■ ENTRIES SUPPLIED:

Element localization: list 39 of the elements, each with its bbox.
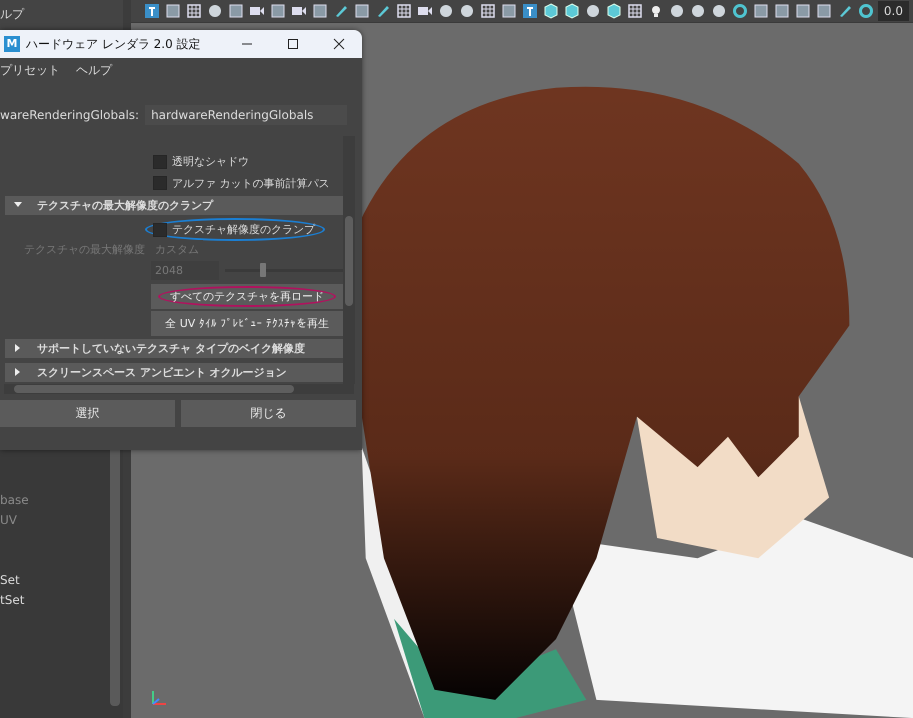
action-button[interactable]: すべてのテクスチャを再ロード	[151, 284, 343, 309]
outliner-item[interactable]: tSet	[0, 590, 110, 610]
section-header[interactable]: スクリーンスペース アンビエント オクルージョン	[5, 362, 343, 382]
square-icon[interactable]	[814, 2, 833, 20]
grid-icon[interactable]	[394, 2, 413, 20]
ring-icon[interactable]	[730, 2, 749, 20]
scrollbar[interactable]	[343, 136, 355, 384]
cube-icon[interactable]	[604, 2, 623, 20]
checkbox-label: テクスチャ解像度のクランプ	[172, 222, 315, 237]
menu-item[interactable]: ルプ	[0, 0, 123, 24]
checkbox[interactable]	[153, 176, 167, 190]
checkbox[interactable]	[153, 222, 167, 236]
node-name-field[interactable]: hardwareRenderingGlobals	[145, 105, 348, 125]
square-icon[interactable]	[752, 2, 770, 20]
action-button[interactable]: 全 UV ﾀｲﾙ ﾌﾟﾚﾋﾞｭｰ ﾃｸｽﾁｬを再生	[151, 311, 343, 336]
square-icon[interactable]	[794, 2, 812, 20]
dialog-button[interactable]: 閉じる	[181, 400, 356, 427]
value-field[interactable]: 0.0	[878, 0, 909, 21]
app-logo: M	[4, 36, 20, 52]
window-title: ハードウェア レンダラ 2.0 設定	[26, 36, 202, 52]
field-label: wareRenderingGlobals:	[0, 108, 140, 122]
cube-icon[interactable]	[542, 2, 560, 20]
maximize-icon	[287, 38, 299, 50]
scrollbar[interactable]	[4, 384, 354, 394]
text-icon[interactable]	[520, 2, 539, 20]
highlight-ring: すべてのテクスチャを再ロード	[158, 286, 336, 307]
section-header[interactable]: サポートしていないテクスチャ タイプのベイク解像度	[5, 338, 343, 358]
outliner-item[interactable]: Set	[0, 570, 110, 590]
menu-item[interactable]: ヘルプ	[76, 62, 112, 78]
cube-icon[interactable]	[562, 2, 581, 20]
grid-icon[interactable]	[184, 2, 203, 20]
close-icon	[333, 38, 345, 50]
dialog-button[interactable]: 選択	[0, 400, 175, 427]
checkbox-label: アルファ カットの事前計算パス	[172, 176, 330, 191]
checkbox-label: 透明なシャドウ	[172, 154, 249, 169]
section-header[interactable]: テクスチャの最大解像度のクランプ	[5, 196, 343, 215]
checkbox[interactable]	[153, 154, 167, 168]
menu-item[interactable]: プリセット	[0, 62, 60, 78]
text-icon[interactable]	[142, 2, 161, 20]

■ SHORT TASK:
Copy every line of the records above character for character, leaving out the picture.

■ SOLUTION TO THIS EXERCISE:
Element localization: list 39 of the elements, each with its bbox.
action-button[interactable]: すべてのテクスチャを再ロード	[151, 284, 343, 309]
outliner-item[interactable]: tSet	[0, 590, 110, 610]
section-header[interactable]: スクリーンスペース アンビエント オクルージョン	[5, 362, 343, 382]
square-icon[interactable]	[814, 2, 833, 20]
grid-icon[interactable]	[394, 2, 413, 20]
ring-icon[interactable]	[730, 2, 749, 20]
scrollbar[interactable]	[343, 136, 355, 384]
cube-icon[interactable]	[604, 2, 623, 20]
checkbox-label: テクスチャ解像度のクランプ	[172, 222, 315, 237]
menu-item[interactable]: ルプ	[0, 0, 123, 24]
checkbox[interactable]	[153, 176, 167, 190]
checkbox[interactable]	[153, 222, 167, 236]
node-name-field[interactable]: hardwareRenderingGlobals	[145, 105, 348, 125]
square-icon[interactable]	[752, 2, 770, 20]
action-button[interactable]: 全 UV ﾀｲﾙ ﾌﾟﾚﾋﾞｭｰ ﾃｸｽﾁｬを再生	[151, 311, 343, 336]
square-icon[interactable]	[794, 2, 812, 20]
dialog-button[interactable]: 閉じる	[181, 400, 356, 427]
value-field[interactable]: 0.0	[878, 0, 909, 21]
app-logo: M	[4, 36, 20, 52]
window-title: ハードウェア レンダラ 2.0 設定	[26, 36, 202, 52]
field-label: wareRenderingGlobals:	[0, 108, 140, 122]
cube-icon[interactable]	[542, 2, 560, 20]
maximize-icon	[287, 38, 299, 50]
scrollbar[interactable]	[4, 384, 354, 394]
text-icon[interactable]	[520, 2, 539, 20]
highlight-ring: すべてのテクスチャを再ロード	[158, 286, 336, 307]
section-header[interactable]: サポートしていないテクスチャ タイプのベイク解像度	[5, 338, 343, 358]
outliner-item[interactable]: Set	[0, 570, 110, 590]
menu-item[interactable]: ヘルプ	[76, 62, 112, 78]
cube-icon[interactable]	[562, 2, 581, 20]
grid-icon[interactable]	[184, 2, 203, 20]
close-icon	[333, 38, 345, 50]
dialog-button[interactable]: 選択	[0, 400, 175, 427]
checkbox-label: アルファ カットの事前計算パス	[172, 176, 330, 191]
checkbox-label: 透明なシャドウ	[172, 154, 249, 169]
section-header[interactable]: テクスチャの最大解像度のクランプ	[5, 196, 343, 215]
checkbox[interactable]	[153, 154, 167, 168]
menu-item[interactable]: プリセット	[0, 62, 60, 78]
text-icon[interactable]	[142, 2, 161, 20]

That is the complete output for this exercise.